Requirements: Copy every one of the entries below word for word, leaving out the pictures.

Supplied entries:
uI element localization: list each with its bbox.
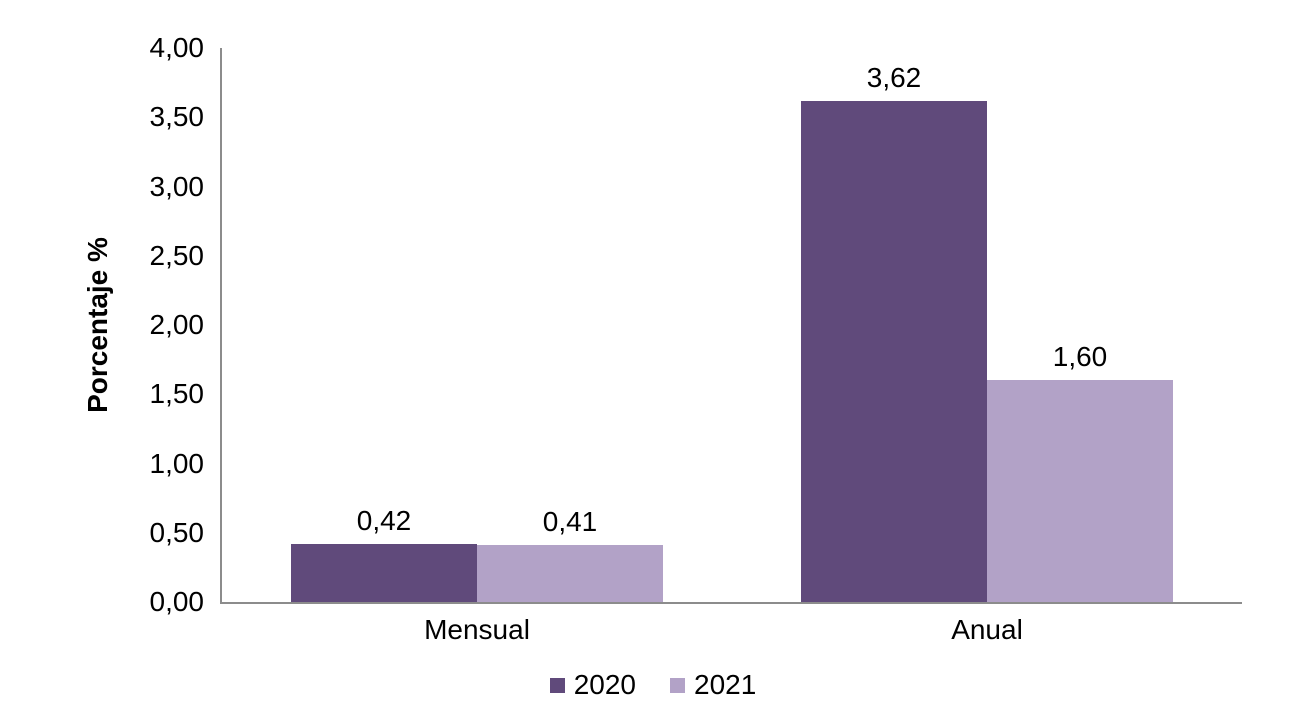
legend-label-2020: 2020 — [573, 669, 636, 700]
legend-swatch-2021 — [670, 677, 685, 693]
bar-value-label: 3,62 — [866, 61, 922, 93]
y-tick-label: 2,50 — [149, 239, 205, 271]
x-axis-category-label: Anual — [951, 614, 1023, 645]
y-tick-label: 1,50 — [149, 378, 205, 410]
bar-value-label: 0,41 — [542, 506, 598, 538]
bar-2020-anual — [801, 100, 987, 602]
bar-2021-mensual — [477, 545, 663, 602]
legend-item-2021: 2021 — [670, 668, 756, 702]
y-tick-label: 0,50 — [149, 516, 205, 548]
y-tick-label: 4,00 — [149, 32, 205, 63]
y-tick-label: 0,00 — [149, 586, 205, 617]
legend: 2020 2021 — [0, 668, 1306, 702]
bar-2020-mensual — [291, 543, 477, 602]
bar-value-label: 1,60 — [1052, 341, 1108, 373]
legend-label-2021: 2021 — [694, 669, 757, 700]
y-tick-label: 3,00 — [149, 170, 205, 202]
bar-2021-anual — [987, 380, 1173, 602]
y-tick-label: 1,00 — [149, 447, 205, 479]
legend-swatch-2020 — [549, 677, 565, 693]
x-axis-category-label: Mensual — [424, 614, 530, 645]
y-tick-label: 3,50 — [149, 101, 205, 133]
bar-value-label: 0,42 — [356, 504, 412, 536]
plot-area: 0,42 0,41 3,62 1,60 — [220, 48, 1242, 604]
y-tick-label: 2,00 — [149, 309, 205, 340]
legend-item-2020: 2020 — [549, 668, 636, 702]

Output below:
uI element localization: list each with its bbox.
legend-label-2020: 2020 — [573, 669, 636, 700]
legend-swatch-2021 — [670, 677, 685, 693]
bar-value-label: 3,62 — [866, 61, 922, 93]
y-tick-label: 2,50 — [149, 239, 205, 271]
x-axis-category-label: Anual — [951, 614, 1023, 645]
y-tick-label: 1,50 — [149, 378, 205, 410]
bar-value-label: 0,41 — [542, 506, 598, 538]
bar-2020-anual — [801, 100, 987, 602]
bar-2021-mensual — [477, 545, 663, 602]
legend-item-2021: 2021 — [670, 668, 756, 702]
y-tick-label: 0,50 — [149, 516, 205, 548]
y-tick-label: 4,00 — [149, 32, 205, 63]
y-tick-label: 0,00 — [149, 586, 205, 617]
legend: 2020 2021 — [0, 668, 1306, 702]
bar-2020-mensual — [291, 543, 477, 602]
bar-value-label: 1,60 — [1052, 341, 1108, 373]
legend-label-2021: 2021 — [694, 669, 757, 700]
y-tick-label: 3,00 — [149, 170, 205, 202]
bar-2021-anual — [987, 380, 1173, 602]
y-tick-label: 1,00 — [149, 447, 205, 479]
legend-swatch-2020 — [549, 677, 565, 693]
x-axis-category-label: Mensual — [424, 614, 530, 645]
y-tick-label: 3,50 — [149, 101, 205, 133]
bar-value-label: 0,42 — [356, 504, 412, 536]
plot-area: 0,42 0,41 3,62 1,60 — [220, 48, 1242, 604]
y-tick-label: 2,00 — [149, 309, 205, 340]
legend-item-2020: 2020 — [549, 668, 636, 702]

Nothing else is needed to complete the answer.